--- Short exercise ---
Keep only those lines of the records that include the string "Artă".

--- Stored records ---
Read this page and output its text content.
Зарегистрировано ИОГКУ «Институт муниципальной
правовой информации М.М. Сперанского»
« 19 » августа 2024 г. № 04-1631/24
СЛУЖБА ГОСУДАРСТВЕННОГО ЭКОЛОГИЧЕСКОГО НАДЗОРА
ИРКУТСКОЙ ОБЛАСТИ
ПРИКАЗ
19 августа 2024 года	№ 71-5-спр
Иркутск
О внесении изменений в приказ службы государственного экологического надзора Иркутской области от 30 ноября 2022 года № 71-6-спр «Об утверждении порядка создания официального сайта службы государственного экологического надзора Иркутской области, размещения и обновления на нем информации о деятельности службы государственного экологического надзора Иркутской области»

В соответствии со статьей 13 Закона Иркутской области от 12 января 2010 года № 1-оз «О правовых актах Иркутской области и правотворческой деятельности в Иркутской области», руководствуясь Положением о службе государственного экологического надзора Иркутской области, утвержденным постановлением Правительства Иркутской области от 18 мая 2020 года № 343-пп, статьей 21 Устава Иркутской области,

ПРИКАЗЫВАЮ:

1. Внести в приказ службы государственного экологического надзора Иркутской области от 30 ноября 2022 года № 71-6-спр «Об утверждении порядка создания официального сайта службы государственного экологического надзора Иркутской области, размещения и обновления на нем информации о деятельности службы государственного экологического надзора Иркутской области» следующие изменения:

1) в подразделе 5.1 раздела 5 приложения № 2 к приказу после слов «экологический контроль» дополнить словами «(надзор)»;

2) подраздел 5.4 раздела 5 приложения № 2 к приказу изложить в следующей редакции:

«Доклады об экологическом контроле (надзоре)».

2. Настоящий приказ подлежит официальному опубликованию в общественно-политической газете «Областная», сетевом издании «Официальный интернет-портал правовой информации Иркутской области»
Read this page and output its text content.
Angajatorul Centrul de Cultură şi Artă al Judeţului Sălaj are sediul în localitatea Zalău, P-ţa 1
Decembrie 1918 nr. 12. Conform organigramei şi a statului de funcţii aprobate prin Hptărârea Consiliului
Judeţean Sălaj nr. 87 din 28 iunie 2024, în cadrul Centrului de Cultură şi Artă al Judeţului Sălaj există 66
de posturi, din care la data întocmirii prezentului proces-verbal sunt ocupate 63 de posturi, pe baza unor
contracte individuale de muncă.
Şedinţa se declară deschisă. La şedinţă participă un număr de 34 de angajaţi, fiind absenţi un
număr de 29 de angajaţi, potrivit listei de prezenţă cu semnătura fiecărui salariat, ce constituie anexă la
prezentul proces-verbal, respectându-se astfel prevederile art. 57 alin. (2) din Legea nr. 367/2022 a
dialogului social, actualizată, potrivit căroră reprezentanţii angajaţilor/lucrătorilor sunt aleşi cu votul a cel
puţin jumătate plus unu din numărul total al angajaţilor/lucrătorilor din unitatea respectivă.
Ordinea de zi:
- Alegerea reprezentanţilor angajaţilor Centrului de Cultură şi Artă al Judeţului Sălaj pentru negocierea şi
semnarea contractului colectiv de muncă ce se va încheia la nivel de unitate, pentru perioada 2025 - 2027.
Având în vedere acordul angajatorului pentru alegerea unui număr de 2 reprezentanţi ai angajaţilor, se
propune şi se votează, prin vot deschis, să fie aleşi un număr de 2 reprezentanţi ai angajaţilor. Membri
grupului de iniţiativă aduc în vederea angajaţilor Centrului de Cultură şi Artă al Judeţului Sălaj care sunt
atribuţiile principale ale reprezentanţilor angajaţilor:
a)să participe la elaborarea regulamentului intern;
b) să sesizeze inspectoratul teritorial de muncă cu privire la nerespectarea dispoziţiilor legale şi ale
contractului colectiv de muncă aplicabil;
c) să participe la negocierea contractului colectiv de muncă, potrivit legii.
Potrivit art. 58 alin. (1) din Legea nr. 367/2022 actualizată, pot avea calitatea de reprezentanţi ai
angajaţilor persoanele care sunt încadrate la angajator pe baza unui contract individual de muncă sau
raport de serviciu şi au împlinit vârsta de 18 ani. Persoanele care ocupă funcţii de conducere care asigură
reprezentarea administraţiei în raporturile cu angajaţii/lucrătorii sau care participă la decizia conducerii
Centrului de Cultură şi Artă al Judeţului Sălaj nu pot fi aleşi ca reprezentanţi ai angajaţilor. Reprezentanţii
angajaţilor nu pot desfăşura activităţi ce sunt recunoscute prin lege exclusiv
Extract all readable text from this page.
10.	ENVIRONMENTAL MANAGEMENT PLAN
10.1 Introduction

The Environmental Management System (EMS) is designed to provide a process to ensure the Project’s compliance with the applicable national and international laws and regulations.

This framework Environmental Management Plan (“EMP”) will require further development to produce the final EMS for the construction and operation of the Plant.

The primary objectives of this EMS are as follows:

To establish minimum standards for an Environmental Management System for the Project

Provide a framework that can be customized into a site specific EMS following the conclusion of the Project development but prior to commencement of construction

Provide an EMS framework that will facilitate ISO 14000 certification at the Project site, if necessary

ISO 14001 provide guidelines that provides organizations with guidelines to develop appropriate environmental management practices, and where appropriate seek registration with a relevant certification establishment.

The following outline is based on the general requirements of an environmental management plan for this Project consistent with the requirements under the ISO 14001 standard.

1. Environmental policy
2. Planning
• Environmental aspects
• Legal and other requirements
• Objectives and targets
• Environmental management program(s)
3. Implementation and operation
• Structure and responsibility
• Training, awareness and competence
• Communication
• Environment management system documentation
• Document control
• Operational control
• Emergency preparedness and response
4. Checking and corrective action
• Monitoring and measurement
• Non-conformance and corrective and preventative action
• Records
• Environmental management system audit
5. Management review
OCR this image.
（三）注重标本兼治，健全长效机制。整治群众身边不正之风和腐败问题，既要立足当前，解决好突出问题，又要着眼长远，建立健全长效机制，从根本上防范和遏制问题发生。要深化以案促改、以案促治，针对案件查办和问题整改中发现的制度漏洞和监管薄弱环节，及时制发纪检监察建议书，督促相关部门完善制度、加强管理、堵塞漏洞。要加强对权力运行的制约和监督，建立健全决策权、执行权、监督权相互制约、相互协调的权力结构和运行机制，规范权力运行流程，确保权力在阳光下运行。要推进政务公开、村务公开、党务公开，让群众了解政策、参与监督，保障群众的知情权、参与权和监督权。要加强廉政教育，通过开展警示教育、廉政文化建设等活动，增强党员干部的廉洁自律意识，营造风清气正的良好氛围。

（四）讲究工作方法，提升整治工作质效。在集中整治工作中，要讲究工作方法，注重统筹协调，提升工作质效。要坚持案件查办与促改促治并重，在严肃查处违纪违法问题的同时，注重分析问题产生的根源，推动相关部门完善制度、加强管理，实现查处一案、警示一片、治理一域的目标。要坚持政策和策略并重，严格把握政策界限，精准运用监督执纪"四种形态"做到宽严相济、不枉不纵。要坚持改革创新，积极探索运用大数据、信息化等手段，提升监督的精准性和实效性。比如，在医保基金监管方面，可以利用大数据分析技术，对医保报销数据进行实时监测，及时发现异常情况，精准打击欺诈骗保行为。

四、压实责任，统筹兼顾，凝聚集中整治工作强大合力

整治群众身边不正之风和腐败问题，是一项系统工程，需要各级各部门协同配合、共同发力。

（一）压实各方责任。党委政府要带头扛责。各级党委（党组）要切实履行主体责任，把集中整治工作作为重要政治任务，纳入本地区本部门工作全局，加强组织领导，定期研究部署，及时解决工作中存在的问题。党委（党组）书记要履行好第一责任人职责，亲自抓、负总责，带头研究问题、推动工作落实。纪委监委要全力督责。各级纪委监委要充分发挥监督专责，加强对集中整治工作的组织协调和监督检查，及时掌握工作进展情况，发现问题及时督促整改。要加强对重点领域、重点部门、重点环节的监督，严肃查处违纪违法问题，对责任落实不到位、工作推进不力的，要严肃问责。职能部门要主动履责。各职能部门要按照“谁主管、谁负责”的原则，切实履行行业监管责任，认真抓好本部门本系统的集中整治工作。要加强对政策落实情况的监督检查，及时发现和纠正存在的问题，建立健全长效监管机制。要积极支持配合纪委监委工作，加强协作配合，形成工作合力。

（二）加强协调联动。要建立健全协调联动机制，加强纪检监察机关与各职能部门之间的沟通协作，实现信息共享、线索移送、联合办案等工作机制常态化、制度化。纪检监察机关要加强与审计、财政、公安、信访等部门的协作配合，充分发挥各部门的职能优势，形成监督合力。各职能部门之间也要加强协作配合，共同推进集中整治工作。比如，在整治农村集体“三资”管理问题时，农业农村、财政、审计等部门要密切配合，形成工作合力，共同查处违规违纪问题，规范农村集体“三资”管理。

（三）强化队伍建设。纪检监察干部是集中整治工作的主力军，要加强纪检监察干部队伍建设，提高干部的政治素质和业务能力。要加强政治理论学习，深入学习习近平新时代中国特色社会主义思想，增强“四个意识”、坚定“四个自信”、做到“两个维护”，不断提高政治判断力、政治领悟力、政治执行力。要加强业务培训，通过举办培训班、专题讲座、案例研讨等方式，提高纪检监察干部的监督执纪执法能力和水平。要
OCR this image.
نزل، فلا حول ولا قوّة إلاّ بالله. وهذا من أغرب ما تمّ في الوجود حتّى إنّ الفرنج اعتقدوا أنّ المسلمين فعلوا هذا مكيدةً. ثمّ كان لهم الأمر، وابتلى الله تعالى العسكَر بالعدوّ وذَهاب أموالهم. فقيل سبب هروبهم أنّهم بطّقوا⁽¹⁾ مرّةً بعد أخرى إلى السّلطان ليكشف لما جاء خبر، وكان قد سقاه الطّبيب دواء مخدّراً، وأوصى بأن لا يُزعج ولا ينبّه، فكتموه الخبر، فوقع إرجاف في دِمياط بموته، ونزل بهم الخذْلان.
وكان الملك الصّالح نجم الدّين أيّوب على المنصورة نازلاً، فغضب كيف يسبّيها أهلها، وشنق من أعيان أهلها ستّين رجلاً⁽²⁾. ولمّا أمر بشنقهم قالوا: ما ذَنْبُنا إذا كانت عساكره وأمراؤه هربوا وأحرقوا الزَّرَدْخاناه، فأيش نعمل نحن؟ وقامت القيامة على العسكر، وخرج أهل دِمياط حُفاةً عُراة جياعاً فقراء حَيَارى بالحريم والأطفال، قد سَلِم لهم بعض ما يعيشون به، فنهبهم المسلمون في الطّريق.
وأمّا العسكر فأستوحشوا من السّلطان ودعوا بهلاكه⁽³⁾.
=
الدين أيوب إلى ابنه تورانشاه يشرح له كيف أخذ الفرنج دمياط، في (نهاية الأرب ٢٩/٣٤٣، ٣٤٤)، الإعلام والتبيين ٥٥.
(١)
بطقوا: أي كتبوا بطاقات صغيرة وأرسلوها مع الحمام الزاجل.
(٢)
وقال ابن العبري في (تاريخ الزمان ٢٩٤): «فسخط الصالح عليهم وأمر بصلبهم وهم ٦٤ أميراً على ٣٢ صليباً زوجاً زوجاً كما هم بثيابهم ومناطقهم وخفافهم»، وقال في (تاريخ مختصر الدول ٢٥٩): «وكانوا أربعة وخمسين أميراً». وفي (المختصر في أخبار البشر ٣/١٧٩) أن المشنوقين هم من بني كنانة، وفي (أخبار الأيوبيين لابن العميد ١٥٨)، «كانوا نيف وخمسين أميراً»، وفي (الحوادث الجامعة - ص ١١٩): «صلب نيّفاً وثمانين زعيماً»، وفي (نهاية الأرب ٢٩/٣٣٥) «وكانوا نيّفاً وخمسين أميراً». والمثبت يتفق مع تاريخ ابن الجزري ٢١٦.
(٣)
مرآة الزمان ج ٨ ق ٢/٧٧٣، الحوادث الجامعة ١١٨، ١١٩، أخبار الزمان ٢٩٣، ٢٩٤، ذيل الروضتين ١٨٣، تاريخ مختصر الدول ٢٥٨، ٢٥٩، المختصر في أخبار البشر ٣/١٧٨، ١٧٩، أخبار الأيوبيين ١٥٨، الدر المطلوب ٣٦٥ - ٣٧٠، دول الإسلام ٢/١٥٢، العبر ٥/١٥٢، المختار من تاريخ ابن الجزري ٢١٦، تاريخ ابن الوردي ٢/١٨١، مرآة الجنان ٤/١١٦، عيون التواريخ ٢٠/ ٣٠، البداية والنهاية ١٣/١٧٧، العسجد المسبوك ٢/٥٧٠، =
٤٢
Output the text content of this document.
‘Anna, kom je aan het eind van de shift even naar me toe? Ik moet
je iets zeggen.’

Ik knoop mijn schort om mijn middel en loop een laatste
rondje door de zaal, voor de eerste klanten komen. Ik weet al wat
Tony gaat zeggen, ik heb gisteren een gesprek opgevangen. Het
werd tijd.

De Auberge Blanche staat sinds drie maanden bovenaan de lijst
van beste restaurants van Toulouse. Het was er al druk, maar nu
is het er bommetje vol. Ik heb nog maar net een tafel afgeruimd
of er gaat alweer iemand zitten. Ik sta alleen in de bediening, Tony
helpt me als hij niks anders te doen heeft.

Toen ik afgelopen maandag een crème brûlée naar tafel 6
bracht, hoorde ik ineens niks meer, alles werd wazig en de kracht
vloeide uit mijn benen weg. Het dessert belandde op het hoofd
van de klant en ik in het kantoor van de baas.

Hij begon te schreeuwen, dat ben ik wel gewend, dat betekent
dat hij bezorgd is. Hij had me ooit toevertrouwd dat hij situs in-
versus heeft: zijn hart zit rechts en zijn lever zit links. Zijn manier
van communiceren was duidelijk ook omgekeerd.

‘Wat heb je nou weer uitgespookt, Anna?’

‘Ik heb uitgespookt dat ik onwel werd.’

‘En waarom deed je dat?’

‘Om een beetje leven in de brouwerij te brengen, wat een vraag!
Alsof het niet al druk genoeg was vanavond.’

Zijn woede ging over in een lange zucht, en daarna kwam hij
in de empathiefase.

--- Output of the task ---
Angajatorul Centrul de Cultură şi Artă al Judeţului Sălaj are sediul în localitatea Zalău, P-ţa 1
Judeţean Sălaj nr. 87 din 28 iunie 2024, în cadrul Centrului de Cultură şi Artă al Judeţului Sălaj există 66
- Alegerea reprezentanţilor angajaţilor Centrului de Cultură şi Artă al Judeţului Sălaj pentru negocierea şi
grupului de iniţiativă aduc în vederea angajaţilor Centrului de Cultură şi Artă al Judeţului Sălaj care sunt
Centrului de Cultură şi Artă al Judeţului Sălaj nu pot fi aleşi ca reprezentanţi ai angajaţilor. Reprezentanţii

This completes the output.